= Beginning of Section =

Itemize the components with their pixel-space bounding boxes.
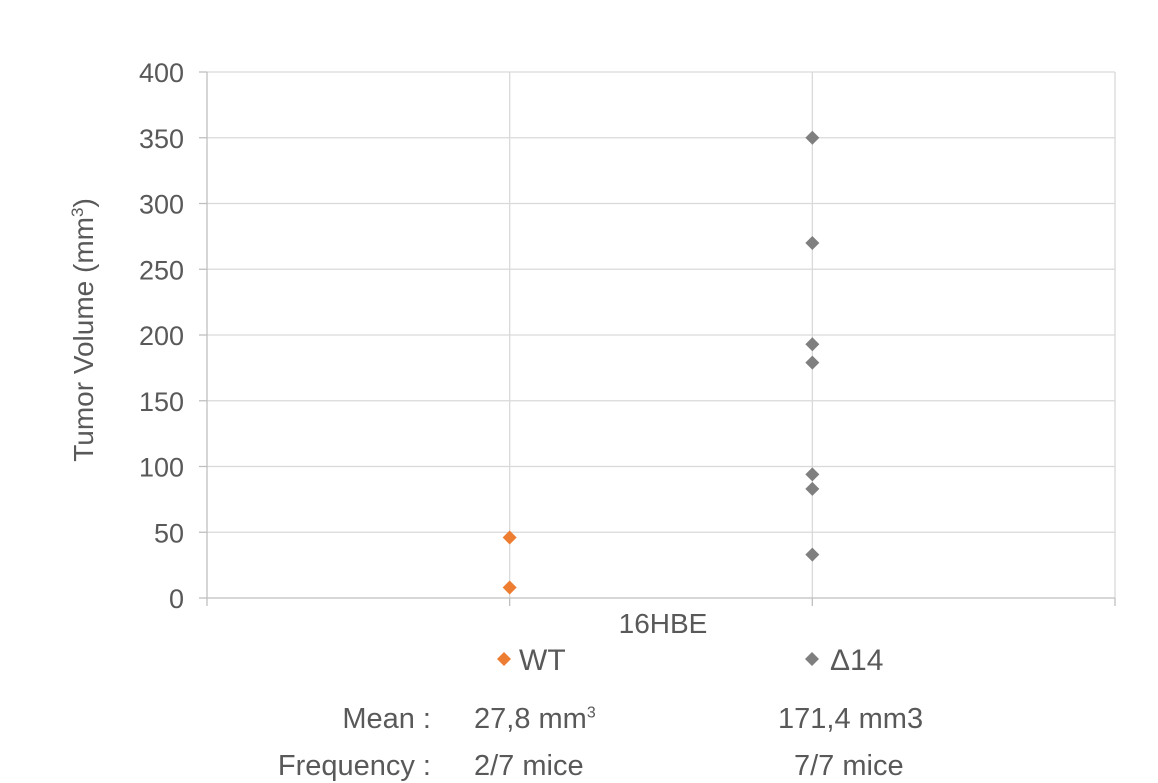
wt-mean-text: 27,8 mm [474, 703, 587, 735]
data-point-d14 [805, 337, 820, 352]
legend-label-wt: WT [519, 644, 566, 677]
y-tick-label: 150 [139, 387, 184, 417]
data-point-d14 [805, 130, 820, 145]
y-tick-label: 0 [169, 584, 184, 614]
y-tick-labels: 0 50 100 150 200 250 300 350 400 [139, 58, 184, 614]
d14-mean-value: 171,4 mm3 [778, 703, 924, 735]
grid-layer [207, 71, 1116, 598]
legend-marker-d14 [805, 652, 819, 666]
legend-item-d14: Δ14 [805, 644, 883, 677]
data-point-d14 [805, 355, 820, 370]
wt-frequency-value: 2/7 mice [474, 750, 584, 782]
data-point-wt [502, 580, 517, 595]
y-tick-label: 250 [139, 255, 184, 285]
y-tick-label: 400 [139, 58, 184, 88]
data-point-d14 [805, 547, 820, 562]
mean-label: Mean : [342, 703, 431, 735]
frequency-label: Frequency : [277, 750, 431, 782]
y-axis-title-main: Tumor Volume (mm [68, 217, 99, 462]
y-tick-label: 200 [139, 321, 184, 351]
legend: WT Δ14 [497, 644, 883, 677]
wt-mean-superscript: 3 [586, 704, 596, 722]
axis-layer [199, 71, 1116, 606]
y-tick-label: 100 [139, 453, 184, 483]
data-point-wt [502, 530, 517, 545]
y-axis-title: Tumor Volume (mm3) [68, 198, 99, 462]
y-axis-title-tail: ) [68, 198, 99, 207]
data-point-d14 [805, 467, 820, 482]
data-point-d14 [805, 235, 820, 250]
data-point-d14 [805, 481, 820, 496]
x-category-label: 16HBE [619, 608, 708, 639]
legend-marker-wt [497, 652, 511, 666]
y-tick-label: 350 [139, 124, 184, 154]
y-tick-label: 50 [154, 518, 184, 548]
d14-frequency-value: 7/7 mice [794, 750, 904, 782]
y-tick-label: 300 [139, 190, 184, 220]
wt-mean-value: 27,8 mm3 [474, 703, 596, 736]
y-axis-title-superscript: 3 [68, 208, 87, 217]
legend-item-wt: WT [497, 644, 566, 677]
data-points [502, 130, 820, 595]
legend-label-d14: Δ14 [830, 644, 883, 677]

= End of Section =

Without the pictures, restate all of the entries above verbatim.

◆ Result of the task
Itemize the components with their pixel-space bounding boxes.
wt-mean-text: 27,8 mm [474, 703, 587, 735]
data-point-d14 [805, 337, 820, 352]
legend-label-wt: WT [519, 644, 566, 677]
y-tick-label: 150 [139, 387, 184, 417]
data-point-d14 [805, 130, 820, 145]
y-tick-label: 0 [169, 584, 184, 614]
y-tick-labels: 0 50 100 150 200 250 300 350 400 [139, 58, 184, 614]
d14-mean-value: 171,4 mm3 [778, 703, 924, 735]
grid-layer [207, 71, 1116, 598]
legend-marker-d14 [805, 652, 819, 666]
legend-item-d14: Δ14 [805, 644, 883, 677]
data-point-d14 [805, 355, 820, 370]
wt-frequency-value: 2/7 mice [474, 750, 584, 782]
data-point-wt [502, 580, 517, 595]
y-tick-label: 250 [139, 255, 184, 285]
y-tick-label: 400 [139, 58, 184, 88]
data-point-d14 [805, 547, 820, 562]
mean-label: Mean : [342, 703, 431, 735]
frequency-label: Frequency : [277, 750, 431, 782]
y-axis-title-main: Tumor Volume (mm [68, 217, 99, 462]
y-tick-label: 200 [139, 321, 184, 351]
legend: WT Δ14 [497, 644, 883, 677]
wt-mean-superscript: 3 [586, 704, 596, 722]
axis-layer [199, 71, 1116, 606]
y-tick-label: 100 [139, 453, 184, 483]
data-point-wt [502, 530, 517, 545]
y-axis-title: Tumor Volume (mm3) [68, 198, 99, 462]
y-axis-title-tail: ) [68, 198, 99, 207]
data-point-d14 [805, 467, 820, 482]
data-point-d14 [805, 235, 820, 250]
data-point-d14 [805, 481, 820, 496]
x-category-label: 16HBE [619, 608, 708, 639]
legend-marker-wt [497, 652, 511, 666]
y-tick-label: 350 [139, 124, 184, 154]
y-tick-label: 50 [154, 518, 184, 548]
d14-frequency-value: 7/7 mice [794, 750, 904, 782]
y-tick-label: 300 [139, 190, 184, 220]
wt-mean-value: 27,8 mm3 [474, 703, 596, 736]
y-axis-title-superscript: 3 [68, 208, 87, 217]
legend-item-wt: WT [497, 644, 566, 677]
data-points [502, 130, 820, 595]
legend-label-d14: Δ14 [830, 644, 883, 677]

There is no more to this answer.